Using the data beneath, show every line that includes the word "Воспроизводство".

- **Stored items from a collection**
*-*-*

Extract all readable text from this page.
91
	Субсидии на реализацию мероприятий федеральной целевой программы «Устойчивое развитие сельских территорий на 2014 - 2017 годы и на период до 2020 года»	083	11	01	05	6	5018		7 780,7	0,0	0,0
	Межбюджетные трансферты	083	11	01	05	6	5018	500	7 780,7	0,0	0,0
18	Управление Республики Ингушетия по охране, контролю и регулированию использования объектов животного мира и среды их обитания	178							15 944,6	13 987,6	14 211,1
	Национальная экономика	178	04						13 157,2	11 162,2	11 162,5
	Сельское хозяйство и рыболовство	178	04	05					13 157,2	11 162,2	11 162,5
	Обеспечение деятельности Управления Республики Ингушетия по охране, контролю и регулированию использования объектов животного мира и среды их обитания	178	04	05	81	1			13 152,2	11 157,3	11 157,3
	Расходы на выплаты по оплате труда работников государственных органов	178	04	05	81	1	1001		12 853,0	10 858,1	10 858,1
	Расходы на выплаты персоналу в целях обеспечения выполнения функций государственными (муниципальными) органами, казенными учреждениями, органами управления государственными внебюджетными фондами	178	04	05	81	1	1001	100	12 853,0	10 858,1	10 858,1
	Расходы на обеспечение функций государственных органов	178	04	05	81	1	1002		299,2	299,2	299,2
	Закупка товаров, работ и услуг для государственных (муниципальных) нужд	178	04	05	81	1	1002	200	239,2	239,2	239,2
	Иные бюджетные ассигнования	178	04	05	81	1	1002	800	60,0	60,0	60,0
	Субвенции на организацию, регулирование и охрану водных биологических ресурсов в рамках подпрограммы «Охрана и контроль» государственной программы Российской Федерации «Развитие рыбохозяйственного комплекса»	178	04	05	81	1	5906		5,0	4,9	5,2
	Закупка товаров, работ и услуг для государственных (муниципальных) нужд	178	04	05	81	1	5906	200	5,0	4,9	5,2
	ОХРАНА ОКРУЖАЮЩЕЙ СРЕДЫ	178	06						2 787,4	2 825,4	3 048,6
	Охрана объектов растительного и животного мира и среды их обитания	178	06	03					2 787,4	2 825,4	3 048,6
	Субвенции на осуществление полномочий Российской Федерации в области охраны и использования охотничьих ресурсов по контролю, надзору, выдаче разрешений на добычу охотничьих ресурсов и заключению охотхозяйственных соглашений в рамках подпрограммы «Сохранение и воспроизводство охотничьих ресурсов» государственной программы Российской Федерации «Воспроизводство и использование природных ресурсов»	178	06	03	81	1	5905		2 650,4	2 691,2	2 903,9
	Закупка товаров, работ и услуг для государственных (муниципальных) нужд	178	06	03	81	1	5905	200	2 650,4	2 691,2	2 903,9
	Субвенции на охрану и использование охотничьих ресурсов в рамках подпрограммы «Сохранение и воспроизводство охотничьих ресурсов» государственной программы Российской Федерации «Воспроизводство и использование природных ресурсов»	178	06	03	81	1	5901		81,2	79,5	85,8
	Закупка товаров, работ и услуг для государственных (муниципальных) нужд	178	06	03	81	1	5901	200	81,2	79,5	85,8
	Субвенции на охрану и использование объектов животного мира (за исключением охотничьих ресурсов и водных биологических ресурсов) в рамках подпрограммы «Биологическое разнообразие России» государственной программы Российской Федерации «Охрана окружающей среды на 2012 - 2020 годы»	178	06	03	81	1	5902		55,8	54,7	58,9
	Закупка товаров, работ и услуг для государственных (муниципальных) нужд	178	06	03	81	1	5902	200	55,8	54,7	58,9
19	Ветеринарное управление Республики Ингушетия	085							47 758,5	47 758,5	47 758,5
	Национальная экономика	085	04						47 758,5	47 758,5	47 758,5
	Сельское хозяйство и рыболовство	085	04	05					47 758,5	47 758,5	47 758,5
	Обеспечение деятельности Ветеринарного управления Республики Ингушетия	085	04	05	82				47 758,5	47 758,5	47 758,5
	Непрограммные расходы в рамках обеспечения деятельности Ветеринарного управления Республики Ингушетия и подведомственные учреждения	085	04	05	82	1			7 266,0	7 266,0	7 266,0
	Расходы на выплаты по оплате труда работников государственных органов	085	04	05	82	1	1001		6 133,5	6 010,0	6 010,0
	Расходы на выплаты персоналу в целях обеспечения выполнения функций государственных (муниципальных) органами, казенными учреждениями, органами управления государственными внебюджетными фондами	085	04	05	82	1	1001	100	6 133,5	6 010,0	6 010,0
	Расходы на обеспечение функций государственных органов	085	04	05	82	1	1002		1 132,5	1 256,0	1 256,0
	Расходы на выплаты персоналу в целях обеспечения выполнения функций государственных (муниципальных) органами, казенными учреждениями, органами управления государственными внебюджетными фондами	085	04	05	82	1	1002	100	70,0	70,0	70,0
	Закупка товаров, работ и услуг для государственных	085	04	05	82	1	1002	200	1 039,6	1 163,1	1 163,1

*-*-*

- **THE COMPLETED TASK**
	Субвенции на осуществление полномочий Российской Федерации в области охраны и использования охотничьих ресурсов по контролю, надзору, выдаче разрешений на добычу охотничьих ресурсов и заключению охотхозяйственных соглашений в рамках подпрограммы «Сохранение и воспроизводство охотничьих ресурсов» государственной программы Российской Федерации «Воспроизводство и использование природных ресурсов»	178	06	03	81	1	5905		2 650,4	2 691,2	2 903,9
	Субвенции на охрану и использование охотничьих ресурсов в рамках подпрограммы «Сохранение и воспроизводство охотничьих ресурсов» государственной программы Российской Федерации «Воспроизводство и использование природных ресурсов»	178	06	03	81	1	5901		81,2	79,5	85,8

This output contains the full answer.